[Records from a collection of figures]
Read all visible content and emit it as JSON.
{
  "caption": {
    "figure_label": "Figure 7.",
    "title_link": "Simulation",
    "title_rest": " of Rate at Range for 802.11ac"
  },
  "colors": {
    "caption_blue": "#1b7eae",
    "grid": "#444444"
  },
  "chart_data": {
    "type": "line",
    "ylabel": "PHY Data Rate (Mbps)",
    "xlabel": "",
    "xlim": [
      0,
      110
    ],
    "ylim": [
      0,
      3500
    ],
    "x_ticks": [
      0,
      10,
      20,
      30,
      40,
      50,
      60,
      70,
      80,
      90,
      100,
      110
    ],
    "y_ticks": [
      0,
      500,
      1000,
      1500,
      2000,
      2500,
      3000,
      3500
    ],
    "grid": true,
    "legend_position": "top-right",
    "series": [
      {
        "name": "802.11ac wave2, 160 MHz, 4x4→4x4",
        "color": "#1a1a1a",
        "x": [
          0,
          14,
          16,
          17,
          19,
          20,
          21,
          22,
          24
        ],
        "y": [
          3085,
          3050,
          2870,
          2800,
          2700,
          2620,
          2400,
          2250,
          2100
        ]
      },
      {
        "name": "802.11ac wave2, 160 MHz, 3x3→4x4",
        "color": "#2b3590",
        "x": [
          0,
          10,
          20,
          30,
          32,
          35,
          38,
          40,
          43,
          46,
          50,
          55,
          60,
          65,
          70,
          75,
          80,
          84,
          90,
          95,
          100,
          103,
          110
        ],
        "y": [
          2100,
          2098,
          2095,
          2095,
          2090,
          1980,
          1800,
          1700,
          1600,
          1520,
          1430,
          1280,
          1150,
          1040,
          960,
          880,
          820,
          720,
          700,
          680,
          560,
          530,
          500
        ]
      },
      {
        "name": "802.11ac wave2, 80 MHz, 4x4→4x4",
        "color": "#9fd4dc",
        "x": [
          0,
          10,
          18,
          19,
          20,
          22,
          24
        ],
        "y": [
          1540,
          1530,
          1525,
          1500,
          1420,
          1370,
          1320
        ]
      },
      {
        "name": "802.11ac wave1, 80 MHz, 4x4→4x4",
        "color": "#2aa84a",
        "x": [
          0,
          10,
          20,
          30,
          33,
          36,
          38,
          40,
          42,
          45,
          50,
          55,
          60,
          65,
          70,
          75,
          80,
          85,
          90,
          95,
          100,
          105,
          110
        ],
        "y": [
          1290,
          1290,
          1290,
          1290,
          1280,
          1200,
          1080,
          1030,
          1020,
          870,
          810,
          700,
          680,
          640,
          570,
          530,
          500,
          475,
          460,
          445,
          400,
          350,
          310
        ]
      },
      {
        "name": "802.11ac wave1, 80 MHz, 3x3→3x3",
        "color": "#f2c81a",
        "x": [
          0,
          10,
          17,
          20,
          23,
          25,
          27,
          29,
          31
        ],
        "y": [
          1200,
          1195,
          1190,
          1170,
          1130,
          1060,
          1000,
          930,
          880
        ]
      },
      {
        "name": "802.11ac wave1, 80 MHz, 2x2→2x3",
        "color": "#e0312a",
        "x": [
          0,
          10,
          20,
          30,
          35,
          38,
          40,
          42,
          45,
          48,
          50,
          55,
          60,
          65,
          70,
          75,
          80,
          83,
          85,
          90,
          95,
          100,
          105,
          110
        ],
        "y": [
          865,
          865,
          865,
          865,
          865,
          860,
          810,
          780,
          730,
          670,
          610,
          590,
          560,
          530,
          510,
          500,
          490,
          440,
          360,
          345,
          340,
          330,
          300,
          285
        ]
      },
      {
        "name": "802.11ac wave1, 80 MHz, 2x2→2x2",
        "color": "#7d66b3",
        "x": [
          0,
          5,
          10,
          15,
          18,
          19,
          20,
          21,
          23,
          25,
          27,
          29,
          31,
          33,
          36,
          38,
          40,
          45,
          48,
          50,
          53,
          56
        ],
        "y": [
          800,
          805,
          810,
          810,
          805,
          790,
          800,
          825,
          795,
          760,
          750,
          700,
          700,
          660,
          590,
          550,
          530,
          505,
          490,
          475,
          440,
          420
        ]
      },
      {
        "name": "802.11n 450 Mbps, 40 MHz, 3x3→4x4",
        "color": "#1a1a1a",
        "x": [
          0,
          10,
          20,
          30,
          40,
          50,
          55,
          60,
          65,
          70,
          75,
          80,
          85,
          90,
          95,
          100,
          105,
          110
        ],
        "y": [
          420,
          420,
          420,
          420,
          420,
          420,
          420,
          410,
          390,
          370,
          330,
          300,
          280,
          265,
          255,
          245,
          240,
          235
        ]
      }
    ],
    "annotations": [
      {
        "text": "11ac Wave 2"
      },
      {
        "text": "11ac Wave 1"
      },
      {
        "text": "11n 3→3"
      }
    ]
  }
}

STATED GOAL
Produce an exact copy of all the records.

RESULT OF THIS EXERCISE
Read all visible content and emit it as JSON.
{
  "caption": {
    "figure_label": "Figure 7.",
    "title_link": "Simulation",
    "title_rest": " of Rate at Range for 802.11ac"
  },
  "colors": {
    "caption_blue": "#1b7eae",
    "grid": "#444444"
  },
  "chart_data": {
    "type": "line",
    "ylabel": "PHY Data Rate (Mbps)",
    "xlabel": "",
    "xlim": [
      0,
      110
    ],
    "ylim": [
      0,
      3500
    ],
    "x_ticks": [
      0,
      10,
      20,
      30,
      40,
      50,
      60,
      70,
      80,
      90,
      100,
      110
    ],
    "y_ticks": [
      0,
      500,
      1000,
      1500,
      2000,
      2500,
      3000,
      3500
    ],
    "grid": true,
    "legend_position": "top-right",
    "series": [
      {
        "name": "802.11ac wave2, 160 MHz, 4x4→4x4",
        "color": "#1a1a1a",
        "x": [
          0,
          14,
          16,
          17,
          19,
          20,
          21,
          22,
          24
        ],
        "y": [
          3085,
          3050,
          2870,
          2800,
          2700,
          2620,
          2400,
          2250,
          2100
        ]
      },
      {
        "name": "802.11ac wave2, 160 MHz, 3x3→4x4",
        "color": "#2b3590",
        "x": [
          0,
          10,
          20,
          30,
          32,
          35,
          38,
          40,
          43,
          46,
          50,
          55,
          60,
          65,
          70,
          75,
          80,
          84,
          90,
          95,
          100,
          103,
          110
        ],
        "y": [
          2100,
          2098,
          2095,
          2095,
          2090,
          1980,
          1800,
          1700,
          1600,
          1520,
          1430,
          1280,
          1150,
          1040,
          960,
          880,
          820,
          720,
          700,
          680,
          560,
          530,
          500
        ]
      },
      {
        "name": "802.11ac wave2, 80 MHz, 4x4→4x4",
        "color": "#9fd4dc",
        "x": [
          0,
          10,
          18,
          19,
          20,
          22,
          24
        ],
        "y": [
          1540,
          1530,
          1525,
          1500,
          1420,
          1370,
          1320
        ]
      },
      {
        "name": "802.11ac wave1, 80 MHz, 4x4→4x4",
        "color": "#2aa84a",
        "x": [
          0,
          10,
          20,
          30,
          33,
          36,
          38,
          40,
          42,
          45,
          50,
          55,
          60,
          65,
          70,
          75,
          80,
          85,
          90,
          95,
          100,
          105,
          110
        ],
        "y": [
          1290,
          1290,
          1290,
          1290,
          1280,
          1200,
          1080,
          1030,
          1020,
          870,
          810,
          700,
          680,
          640,
          570,
          530,
          500,
          475,
          460,
          445,
          400,
          350,
          310
        ]
      },
      {
        "name": "802.11ac wave1, 80 MHz, 3x3→3x3",
        "color": "#f2c81a",
        "x": [
          0,
          10,
          17,
          20,
          23,
          25,
          27,
          29,
          31
        ],
        "y": [
          1200,
          1195,
          1190,
          1170,
          1130,
          1060,
          1000,
          930,
          880
        ]
      },
      {
        "name": "802.11ac wave1, 80 MHz, 2x2→2x3",
        "color": "#e0312a",
        "x": [
          0,
          10,
          20,
          30,
          35,
          38,
          40,
          42,
          45,
          48,
          50,
          55,
          60,
          65,
          70,
          75,
          80,
          83,
          85,
          90,
          95,
          100,
          105,
          110
        ],
        "y": [
          865,
          865,
          865,
          865,
          865,
          860,
          810,
          780,
          730,
          670,
          610,
          590,
          560,
          530,
          510,
          500,
          490,
          440,
          360,
          345,
          340,
          330,
          300,
          285
        ]
      },
      {
        "name": "802.11ac wave1, 80 MHz, 2x2→2x2",
        "color": "#7d66b3",
        "x": [
          0,
          5,
          10,
          15,
          18,
          19,
          20,
          21,
          23,
          25,
          27,
          29,
          31,
          33,
          36,
          38,
          40,
          45,
          48,
          50,
          53,
          56
        ],
        "y": [
          800,
          805,
          810,
          810,
          805,
          790,
          800,
          825,
          795,
          760,
          750,
          700,
          700,
          660,
          590,
          550,
          530,
          505,
          490,
          475,
          440,
          420
        ]
      },
      {
        "name": "802.11n 450 Mbps, 40 MHz, 3x3→4x4",
        "color": "#1a1a1a",
        "x": [
          0,
          10,
          20,
          30,
          40,
          50,
          55,
          60,
          65,
          70,
          75,
          80,
          85,
          90,
          95,
          100,
          105,
          110
        ],
        "y": [
          420,
          420,
          420,
          420,
          420,
          420,
          420,
          410,
          390,
          370,
          330,
          300,
          280,
          265,
          255,
          245,
          240,
          235
        ]
      }
    ],
    "annotations": [
      {
        "text": "11ac Wave 2"
      },
      {
        "text": "11ac Wave 1"
      },
      {
        "text": "11n 3→3"
      }
    ]
  }
}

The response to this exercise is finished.